§ **Task to complete**: Make an exact copy of the records, dropping all pictures.

§ **Structured figure records**:
___

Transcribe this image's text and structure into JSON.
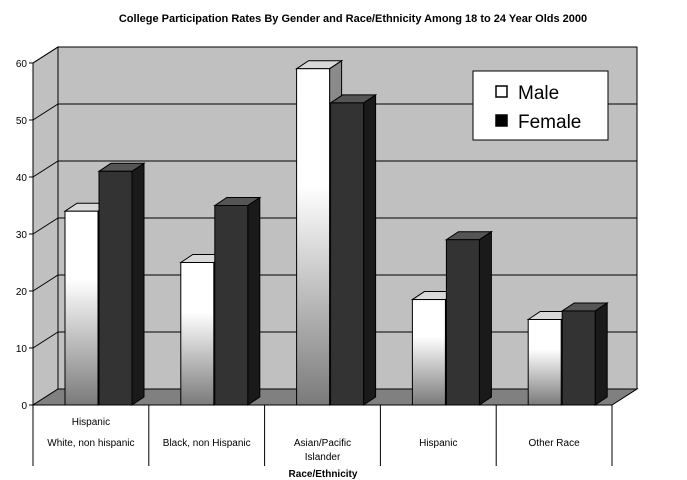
{
  "chart_data": {
    "type": "bar",
    "title": "College Participation Rates By Gender and Race/Ethnicity Among 18 to 24 Year Olds 2000",
    "xlabel": "Race/Ethnicity",
    "ylabel": "",
    "ylim": [
      0,
      60
    ],
    "yticks": [
      0,
      10,
      20,
      30,
      40,
      50,
      60
    ],
    "categories": [
      [
        "Hispanic",
        "White, non hispanic"
      ],
      [
        "Black, non Hispanic"
      ],
      [
        "Asian/Pacific",
        "Islander"
      ],
      [
        "Hispanic"
      ],
      [
        "Other Race"
      ]
    ],
    "series": [
      {
        "name": "Male",
        "values": [
          34,
          25,
          59,
          18.5,
          15
        ],
        "color": "#ffffff"
      },
      {
        "name": "Female",
        "values": [
          41,
          35,
          53,
          29,
          16.5
        ],
        "color": "#333333"
      }
    ],
    "grid": true,
    "legend_position": "top-right",
    "wall_color": "#c0c0c0",
    "floor_color": "#808080"
  }
}
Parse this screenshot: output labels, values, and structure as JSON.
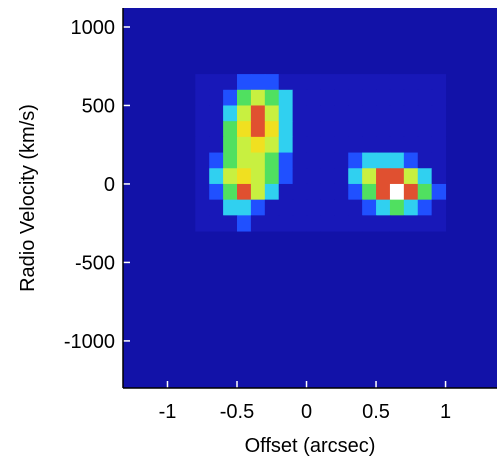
{
  "chart_data": {
    "type": "heatmap",
    "xlabel": "Offset (arcsec)",
    "ylabel": "Radio Velocity (km/s)",
    "xlim": [
      -1.32,
      1.37
    ],
    "ylim": [
      -1300,
      1121
    ],
    "xticks": [
      -1,
      -0.5,
      0,
      0.5,
      1
    ],
    "yticks": [
      -1000,
      -500,
      0,
      500,
      1000
    ],
    "background": "#1212a8",
    "zlim": [
      0,
      10
    ],
    "colormap": [
      "#000050",
      "#1818b8",
      "#2050ff",
      "#30d0f0",
      "#50e060",
      "#c8f040",
      "#f0e020",
      "#e05030",
      "#e010a0",
      "#f070e0",
      "#ffffff"
    ],
    "x": [
      -0.75,
      -0.65,
      -0.55,
      -0.45,
      -0.35,
      -0.25,
      -0.15,
      -0.05,
      0.05,
      0.15,
      0.25,
      0.35,
      0.45,
      0.55,
      0.65,
      0.75,
      0.85,
      0.95
    ],
    "y": [
      650,
      550,
      450,
      350,
      250,
      150,
      50,
      -50,
      -150,
      -250
    ],
    "values": [
      [
        1,
        1,
        1,
        2,
        2,
        2,
        1,
        1,
        1,
        1,
        1,
        1,
        1,
        1,
        1,
        1,
        1,
        1
      ],
      [
        1,
        1,
        2,
        4,
        5,
        4,
        3,
        1,
        1,
        1,
        1,
        1,
        1,
        1,
        1,
        1,
        1,
        1
      ],
      [
        1,
        1,
        3,
        5,
        7,
        5,
        3,
        1,
        1,
        1,
        1,
        1,
        1,
        1,
        1,
        1,
        1,
        1
      ],
      [
        1,
        1,
        4,
        6,
        7,
        6,
        3,
        1,
        1,
        1,
        1,
        1,
        1,
        1,
        1,
        1,
        1,
        1
      ],
      [
        1,
        1,
        4,
        5,
        6,
        5,
        3,
        1,
        1,
        1,
        1,
        1,
        1,
        1,
        1,
        1,
        1,
        1
      ],
      [
        1,
        2,
        4,
        5,
        5,
        4,
        2,
        1,
        1,
        1,
        1,
        2,
        3,
        3,
        3,
        2,
        1,
        1
      ],
      [
        1,
        3,
        5,
        6,
        5,
        4,
        2,
        1,
        1,
        1,
        1,
        3,
        5,
        7,
        7,
        5,
        3,
        1
      ],
      [
        1,
        2,
        4,
        7,
        5,
        3,
        1,
        1,
        1,
        1,
        1,
        2,
        4,
        7,
        10,
        7,
        4,
        2
      ],
      [
        1,
        1,
        3,
        3,
        2,
        1,
        1,
        1,
        1,
        1,
        1,
        1,
        2,
        3,
        4,
        3,
        2,
        1
      ],
      [
        1,
        1,
        1,
        2,
        1,
        1,
        1,
        1,
        1,
        1,
        1,
        1,
        1,
        1,
        1,
        1,
        1,
        1
      ]
    ]
  }
}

___

§ **Solution to this problem**:
Transcribe this image's text and structure into JSON.
{
  "chart_data": {
    "type": "bar",
    "title": "College Participation Rates By Gender and Race/Ethnicity Among 18 to 24 Year Olds 2000",
    "xlabel": "Race/Ethnicity",
    "ylabel": "",
    "ylim": [
      0,
      60
    ],
    "yticks": [
      0,
      10,
      20,
      30,
      40,
      50,
      60
    ],
    "categories": [
      [
        "Hispanic",
        "White, non hispanic"
      ],
      [
        "Black, non Hispanic"
      ],
      [
        "Asian/Pacific",
        "Islander"
      ],
      [
        "Hispanic"
      ],
      [
        "Other Race"
      ]
    ],
    "series": [
      {
        "name": "Male",
        "values": [
          34,
          25,
          59,
          18.5,
          15
        ],
        "color": "#ffffff"
      },
      {
        "name": "Female",
        "values": [
          41,
          35,
          53,
          29,
          16.5
        ],
        "color": "#333333"
      }
    ],
    "grid": true,
    "legend_position": "top-right",
    "wall_color": "#c0c0c0",
    "floor_color": "#808080"
  }
}
Parse this screenshot: output labels, values, and structure as JSON.
{
  "chart_data": {
    "type": "heatmap",
    "xlabel": "Offset (arcsec)",
    "ylabel": "Radio Velocity (km/s)",
    "xlim": [
      -1.32,
      1.37
    ],
    "ylim": [
      -1300,
      1121
    ],
    "xticks": [
      -1,
      -0.5,
      0,
      0.5,
      1
    ],
    "yticks": [
      -1000,
      -500,
      0,
      500,
      1000
    ],
    "background": "#1212a8",
    "zlim": [
      0,
      10
    ],
    "colormap": [
      "#000050",
      "#1818b8",
      "#2050ff",
      "#30d0f0",
      "#50e060",
      "#c8f040",
      "#f0e020",
      "#e05030",
      "#e010a0",
      "#f070e0",
      "#ffffff"
    ],
    "x": [
      -0.75,
      -0.65,
      -0.55,
      -0.45,
      -0.35,
      -0.25,
      -0.15,
      -0.05,
      0.05,
      0.15,
      0.25,
      0.35,
      0.45,
      0.55,
      0.65,
      0.75,
      0.85,
      0.95
    ],
    "y": [
      650,
      550,
      450,
      350,
      250,
      150,
      50,
      -50,
      -150,
      -250
    ],
    "values": [
      [
        1,
        1,
        1,
        2,
        2,
        2,
        1,
        1,
        1,
        1,
        1,
        1,
        1,
        1,
        1,
        1,
        1,
        1
      ],
      [
        1,
        1,
        2,
        4,
        5,
        4,
        3,
        1,
        1,
        1,
        1,
        1,
        1,
        1,
        1,
        1,
        1,
        1
      ],
      [
        1,
        1,
        3,
        5,
        7,
        5,
        3,
        1,
        1,
        1,
        1,
        1,
        1,
        1,
        1,
        1,
        1,
        1
      ],
      [
        1,
        1,
        4,
        6,
        7,
        6,
        3,
        1,
        1,
        1,
        1,
        1,
        1,
        1,
        1,
        1,
        1,
        1
      ],
      [
        1,
        1,
        4,
        5,
        6,
        5,
        3,
        1,
        1,
        1,
        1,
        1,
        1,
        1,
        1,
        1,
        1,
        1
      ],
      [
        1,
        2,
        4,
        5,
        5,
        4,
        2,
        1,
        1,
        1,
        1,
        2,
        3,
        3,
        3,
        2,
        1,
        1
      ],
      [
        1,
        3,
        5,
        6,
        5,
        4,
        2,
        1,
        1,
        1,
        1,
        3,
        5,
        7,
        7,
        5,
        3,
        1
      ],
      [
        1,
        2,
        4,
        7,
        5,
        3,
        1,
        1,
        1,
        1,
        1,
        2,
        4,
        7,
        10,
        7,
        4,
        2
      ],
      [
        1,
        1,
        3,
        3,
        2,
        1,
        1,
        1,
        1,
        1,
        1,
        1,
        2,
        3,
        4,
        3,
        2,
        1
      ],
      [
        1,
        1,
        1,
        2,
        1,
        1,
        1,
        1,
        1,
        1,
        1,
        1,
        1,
        1,
        1,
        1,
        1,
        1
      ]
    ]
  }
}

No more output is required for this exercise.